• Prompt
Search the material for the word "County" and report each line where it turns up.

• Given entries
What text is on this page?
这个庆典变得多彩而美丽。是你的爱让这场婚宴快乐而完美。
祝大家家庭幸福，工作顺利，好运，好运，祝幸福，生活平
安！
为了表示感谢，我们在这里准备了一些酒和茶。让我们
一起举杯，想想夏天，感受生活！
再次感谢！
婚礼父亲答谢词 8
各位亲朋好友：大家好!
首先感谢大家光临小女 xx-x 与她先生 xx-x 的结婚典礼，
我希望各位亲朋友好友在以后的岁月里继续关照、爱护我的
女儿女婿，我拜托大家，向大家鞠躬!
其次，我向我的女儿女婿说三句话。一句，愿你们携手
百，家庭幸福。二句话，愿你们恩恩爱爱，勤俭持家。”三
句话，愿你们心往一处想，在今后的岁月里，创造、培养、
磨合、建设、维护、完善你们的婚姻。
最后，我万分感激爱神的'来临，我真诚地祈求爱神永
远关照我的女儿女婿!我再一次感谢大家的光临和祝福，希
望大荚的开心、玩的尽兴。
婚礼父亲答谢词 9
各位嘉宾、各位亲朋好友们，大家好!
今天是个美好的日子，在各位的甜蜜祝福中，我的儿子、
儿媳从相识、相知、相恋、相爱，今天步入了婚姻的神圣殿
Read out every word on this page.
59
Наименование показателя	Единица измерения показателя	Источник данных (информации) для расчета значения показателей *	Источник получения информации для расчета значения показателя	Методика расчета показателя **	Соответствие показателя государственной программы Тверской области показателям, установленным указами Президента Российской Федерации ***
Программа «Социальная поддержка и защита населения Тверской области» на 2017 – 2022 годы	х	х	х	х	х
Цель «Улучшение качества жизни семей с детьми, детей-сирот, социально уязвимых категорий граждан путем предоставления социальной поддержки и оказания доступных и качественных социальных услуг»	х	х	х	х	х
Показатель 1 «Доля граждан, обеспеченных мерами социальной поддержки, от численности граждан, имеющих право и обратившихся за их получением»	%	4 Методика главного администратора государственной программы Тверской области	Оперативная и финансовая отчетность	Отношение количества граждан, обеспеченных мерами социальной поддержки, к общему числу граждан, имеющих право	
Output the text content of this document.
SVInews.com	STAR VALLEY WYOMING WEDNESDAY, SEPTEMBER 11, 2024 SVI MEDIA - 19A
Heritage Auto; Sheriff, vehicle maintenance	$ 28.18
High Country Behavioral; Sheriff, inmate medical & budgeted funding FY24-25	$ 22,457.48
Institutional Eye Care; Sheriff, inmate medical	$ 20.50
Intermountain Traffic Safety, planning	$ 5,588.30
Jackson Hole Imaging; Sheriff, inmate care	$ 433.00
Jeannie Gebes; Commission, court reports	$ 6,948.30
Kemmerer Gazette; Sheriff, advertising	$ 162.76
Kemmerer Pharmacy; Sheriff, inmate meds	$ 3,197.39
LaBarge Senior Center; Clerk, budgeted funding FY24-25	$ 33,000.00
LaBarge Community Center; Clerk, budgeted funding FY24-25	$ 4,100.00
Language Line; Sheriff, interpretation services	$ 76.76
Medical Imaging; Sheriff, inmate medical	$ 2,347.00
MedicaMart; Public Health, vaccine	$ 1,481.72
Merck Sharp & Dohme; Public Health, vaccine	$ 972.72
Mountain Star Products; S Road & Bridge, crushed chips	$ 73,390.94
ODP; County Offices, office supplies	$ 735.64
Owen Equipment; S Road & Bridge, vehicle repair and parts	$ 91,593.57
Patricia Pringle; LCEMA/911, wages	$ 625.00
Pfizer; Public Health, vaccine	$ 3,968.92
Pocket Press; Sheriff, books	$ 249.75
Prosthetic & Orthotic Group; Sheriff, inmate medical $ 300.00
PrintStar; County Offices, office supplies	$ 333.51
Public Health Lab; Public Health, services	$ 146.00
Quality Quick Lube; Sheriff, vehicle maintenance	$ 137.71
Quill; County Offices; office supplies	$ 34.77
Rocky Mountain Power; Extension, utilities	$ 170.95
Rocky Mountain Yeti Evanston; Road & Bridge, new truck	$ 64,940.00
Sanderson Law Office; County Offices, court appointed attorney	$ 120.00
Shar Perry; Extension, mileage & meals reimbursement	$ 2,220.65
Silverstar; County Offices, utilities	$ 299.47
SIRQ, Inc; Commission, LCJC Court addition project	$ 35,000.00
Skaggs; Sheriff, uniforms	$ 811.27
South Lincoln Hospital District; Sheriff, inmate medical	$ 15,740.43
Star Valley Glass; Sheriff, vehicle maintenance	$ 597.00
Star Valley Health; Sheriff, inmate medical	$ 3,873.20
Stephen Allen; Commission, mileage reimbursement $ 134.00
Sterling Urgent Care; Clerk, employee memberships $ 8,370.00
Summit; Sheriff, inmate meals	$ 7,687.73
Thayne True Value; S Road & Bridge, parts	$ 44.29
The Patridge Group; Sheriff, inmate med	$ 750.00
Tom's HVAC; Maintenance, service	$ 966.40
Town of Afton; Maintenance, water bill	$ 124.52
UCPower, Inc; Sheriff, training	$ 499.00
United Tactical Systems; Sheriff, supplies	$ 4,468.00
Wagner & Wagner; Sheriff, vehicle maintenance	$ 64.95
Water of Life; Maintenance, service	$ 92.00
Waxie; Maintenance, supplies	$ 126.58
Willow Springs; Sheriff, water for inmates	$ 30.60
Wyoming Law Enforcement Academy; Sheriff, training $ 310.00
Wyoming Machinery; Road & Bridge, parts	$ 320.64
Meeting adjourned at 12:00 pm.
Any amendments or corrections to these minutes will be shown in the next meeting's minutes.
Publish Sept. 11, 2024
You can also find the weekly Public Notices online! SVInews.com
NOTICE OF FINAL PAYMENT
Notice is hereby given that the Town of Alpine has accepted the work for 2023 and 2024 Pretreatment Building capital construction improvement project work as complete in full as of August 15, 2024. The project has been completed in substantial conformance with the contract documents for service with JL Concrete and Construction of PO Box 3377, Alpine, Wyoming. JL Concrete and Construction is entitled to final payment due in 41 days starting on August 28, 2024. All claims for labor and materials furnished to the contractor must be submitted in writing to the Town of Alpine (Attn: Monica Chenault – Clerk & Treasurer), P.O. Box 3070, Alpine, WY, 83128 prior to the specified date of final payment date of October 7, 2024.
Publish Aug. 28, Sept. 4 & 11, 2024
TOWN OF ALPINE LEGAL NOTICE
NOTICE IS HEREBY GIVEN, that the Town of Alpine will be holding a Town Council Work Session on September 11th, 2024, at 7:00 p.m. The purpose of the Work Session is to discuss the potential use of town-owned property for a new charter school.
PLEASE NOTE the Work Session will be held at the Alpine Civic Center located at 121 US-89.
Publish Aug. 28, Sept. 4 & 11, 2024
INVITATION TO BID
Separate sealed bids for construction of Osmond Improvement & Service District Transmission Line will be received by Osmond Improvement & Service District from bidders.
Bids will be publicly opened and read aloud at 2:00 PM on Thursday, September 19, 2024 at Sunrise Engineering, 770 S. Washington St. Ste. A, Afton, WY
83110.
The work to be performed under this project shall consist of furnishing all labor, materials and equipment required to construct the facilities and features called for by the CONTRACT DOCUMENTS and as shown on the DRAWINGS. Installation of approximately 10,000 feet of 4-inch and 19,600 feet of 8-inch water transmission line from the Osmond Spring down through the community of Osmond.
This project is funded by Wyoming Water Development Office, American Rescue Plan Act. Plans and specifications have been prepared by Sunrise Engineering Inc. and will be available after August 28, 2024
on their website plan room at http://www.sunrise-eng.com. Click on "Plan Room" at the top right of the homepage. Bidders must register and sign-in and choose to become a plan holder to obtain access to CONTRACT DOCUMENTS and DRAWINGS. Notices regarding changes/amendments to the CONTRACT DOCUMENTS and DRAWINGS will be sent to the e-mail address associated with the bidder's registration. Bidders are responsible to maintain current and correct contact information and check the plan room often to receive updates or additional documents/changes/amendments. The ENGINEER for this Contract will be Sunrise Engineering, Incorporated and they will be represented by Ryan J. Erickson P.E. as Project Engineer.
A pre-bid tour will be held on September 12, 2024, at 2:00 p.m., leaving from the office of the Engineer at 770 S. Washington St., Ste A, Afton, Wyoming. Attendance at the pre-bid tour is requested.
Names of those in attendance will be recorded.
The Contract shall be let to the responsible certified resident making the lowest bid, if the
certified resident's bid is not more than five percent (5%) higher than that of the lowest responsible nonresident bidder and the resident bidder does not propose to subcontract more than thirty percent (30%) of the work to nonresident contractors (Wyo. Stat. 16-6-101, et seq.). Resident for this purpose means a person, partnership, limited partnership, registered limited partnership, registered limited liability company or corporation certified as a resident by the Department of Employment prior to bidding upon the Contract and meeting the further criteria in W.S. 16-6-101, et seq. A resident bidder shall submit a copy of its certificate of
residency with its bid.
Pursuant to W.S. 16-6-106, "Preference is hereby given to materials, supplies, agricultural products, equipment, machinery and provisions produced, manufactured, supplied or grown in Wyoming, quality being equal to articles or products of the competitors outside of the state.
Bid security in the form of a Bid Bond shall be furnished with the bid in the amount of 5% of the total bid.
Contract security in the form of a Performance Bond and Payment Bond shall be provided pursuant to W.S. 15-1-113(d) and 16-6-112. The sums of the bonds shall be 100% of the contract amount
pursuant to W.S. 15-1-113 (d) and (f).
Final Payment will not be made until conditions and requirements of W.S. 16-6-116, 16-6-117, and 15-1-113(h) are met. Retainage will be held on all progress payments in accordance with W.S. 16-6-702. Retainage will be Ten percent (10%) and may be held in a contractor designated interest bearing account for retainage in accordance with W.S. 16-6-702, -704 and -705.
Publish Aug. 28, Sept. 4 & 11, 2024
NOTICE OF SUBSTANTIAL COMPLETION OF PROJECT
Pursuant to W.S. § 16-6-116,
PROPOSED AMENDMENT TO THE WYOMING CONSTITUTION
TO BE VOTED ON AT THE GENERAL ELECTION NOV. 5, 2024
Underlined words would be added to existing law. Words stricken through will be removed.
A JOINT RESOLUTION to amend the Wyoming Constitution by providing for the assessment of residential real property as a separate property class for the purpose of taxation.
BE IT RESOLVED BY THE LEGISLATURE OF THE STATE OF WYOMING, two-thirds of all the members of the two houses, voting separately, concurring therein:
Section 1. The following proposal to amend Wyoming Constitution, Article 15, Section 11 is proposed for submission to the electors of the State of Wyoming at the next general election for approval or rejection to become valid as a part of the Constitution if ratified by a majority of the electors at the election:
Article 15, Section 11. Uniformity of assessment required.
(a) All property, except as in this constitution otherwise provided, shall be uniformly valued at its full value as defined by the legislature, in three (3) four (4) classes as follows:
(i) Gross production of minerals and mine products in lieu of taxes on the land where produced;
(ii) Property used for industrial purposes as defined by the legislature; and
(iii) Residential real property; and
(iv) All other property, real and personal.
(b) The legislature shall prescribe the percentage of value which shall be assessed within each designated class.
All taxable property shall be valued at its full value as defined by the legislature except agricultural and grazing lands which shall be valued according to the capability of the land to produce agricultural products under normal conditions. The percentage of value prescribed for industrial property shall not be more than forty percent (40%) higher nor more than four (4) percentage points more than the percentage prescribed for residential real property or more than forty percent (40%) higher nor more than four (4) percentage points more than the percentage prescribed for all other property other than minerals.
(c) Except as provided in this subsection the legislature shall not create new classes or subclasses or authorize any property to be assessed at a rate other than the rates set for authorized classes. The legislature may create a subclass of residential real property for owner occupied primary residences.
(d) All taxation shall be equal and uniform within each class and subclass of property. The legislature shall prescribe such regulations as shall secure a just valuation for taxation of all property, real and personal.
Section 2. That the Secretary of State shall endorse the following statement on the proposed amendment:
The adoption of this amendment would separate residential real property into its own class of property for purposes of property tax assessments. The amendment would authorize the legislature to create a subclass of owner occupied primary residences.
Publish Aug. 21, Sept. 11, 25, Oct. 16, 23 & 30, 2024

• Written solution
ODP; County Offices, office supplies	$ 735.64
PrintStar; County Offices, office supplies	$ 333.51
Quill; County Offices; office supplies	$ 34.77
Sanderson Law Office; County Offices, court appointed attorney	$ 120.00
Silverstar; County Offices, utilities	$ 299.47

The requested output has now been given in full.